# Listed entries start

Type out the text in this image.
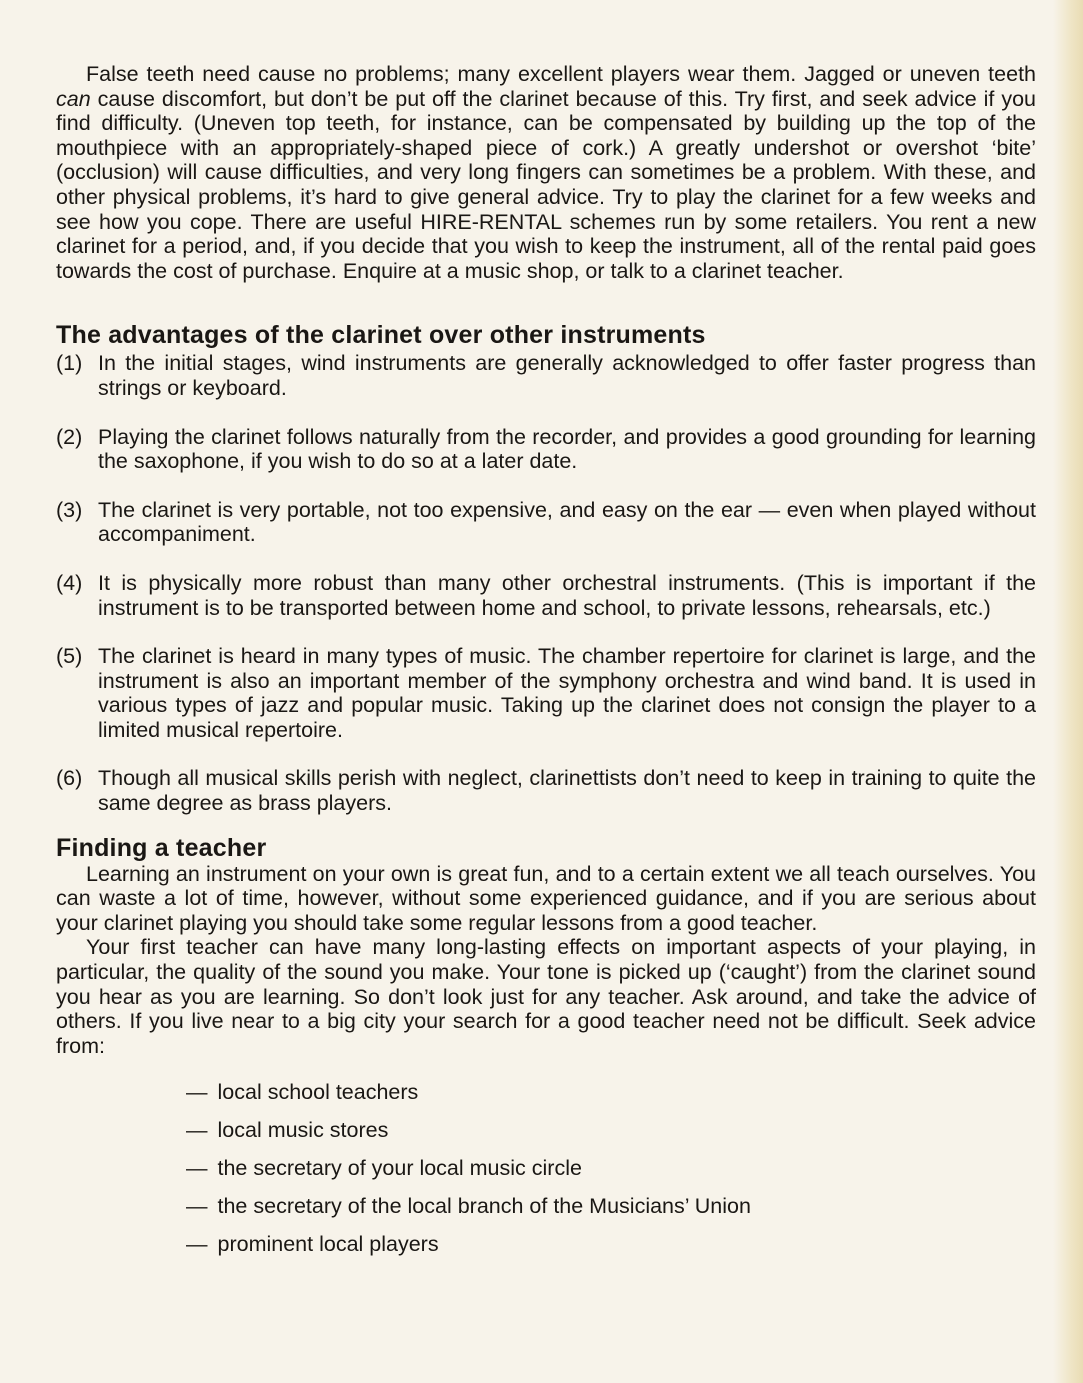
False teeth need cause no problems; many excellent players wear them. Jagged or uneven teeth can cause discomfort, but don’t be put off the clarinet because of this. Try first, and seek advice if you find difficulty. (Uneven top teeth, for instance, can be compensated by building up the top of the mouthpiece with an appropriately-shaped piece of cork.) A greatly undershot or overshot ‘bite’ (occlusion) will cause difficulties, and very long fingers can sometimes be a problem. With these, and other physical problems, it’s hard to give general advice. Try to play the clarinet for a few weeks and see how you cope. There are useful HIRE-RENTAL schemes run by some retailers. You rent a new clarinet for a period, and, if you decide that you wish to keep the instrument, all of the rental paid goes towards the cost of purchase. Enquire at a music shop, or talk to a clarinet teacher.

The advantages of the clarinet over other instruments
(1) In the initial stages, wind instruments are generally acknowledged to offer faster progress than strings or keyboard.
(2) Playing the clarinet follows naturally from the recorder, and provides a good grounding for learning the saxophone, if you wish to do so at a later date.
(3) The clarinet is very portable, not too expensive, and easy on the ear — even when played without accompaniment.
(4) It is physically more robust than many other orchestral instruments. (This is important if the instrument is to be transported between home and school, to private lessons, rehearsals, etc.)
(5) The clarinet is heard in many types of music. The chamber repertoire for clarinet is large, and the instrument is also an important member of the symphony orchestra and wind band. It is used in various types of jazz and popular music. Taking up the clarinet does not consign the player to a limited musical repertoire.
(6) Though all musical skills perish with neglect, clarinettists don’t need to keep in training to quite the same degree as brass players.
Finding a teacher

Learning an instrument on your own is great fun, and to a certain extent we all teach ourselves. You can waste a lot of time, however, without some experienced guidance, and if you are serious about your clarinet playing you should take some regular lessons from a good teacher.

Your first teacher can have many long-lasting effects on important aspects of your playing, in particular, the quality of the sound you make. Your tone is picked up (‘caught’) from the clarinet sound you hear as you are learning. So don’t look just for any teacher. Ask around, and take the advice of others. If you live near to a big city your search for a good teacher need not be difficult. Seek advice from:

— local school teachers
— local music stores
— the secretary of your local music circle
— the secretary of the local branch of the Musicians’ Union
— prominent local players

# Listed entries end

Exercise requirements: Please set down each line of the data above exactly as written, without the pictures.

Problem solution:
Type out the text in this image.
False teeth need cause no problems; many excellent players wear them. Jagged or uneven teeth can cause discomfort, but don’t be put off the clarinet because of this. Try first, and seek advice if you find difficulty. (Uneven top teeth, for instance, can be compensated by building up the top of the mouthpiece with an appropriately-shaped piece of cork.) A greatly undershot or overshot ‘bite’ (occlusion) will cause difficulties, and very long fingers can sometimes be a problem. With these, and other physical problems, it’s hard to give general advice. Try to play the clarinet for a few weeks and see how you cope. There are useful HIRE-RENTAL schemes run by some retailers. You rent a new clarinet for a period, and, if you decide that you wish to keep the instrument, all of the rental paid goes towards the cost of purchase. Enquire at a music shop, or talk to a clarinet teacher.

The advantages of the clarinet over other instruments
(1) In the initial stages, wind instruments are generally acknowledged to offer faster progress than strings or keyboard.
(2) Playing the clarinet follows naturally from the recorder, and provides a good grounding for learning the saxophone, if you wish to do so at a later date.
(3) The clarinet is very portable, not too expensive, and easy on the ear — even when played without accompaniment.
(4) It is physically more robust than many other orchestral instruments. (This is important if the instrument is to be transported between home and school, to private lessons, rehearsals, etc.)
(5) The clarinet is heard in many types of music. The chamber repertoire for clarinet is large, and the instrument is also an important member of the symphony orchestra and wind band. It is used in various types of jazz and popular music. Taking up the clarinet does not consign the player to a limited musical repertoire.
(6) Though all musical skills perish with neglect, clarinettists don’t need to keep in training to quite the same degree as brass players.
Finding a teacher

Learning an instrument on your own is great fun, and to a certain extent we all teach ourselves. You can waste a lot of time, however, without some experienced guidance, and if you are serious about your clarinet playing you should take some regular lessons from a good teacher.

Your first teacher can have many long-lasting effects on important aspects of your playing, in particular, the quality of the sound you make. Your tone is picked up (‘caught’) from the clarinet sound you hear as you are learning. So don’t look just for any teacher. Ask around, and take the advice of others. If you live near to a big city your search for a good teacher need not be difficult. Seek advice from:

— local school teachers
— local music stores
— the secretary of your local music circle
— the secretary of the local branch of the Musicians’ Union
— prominent local players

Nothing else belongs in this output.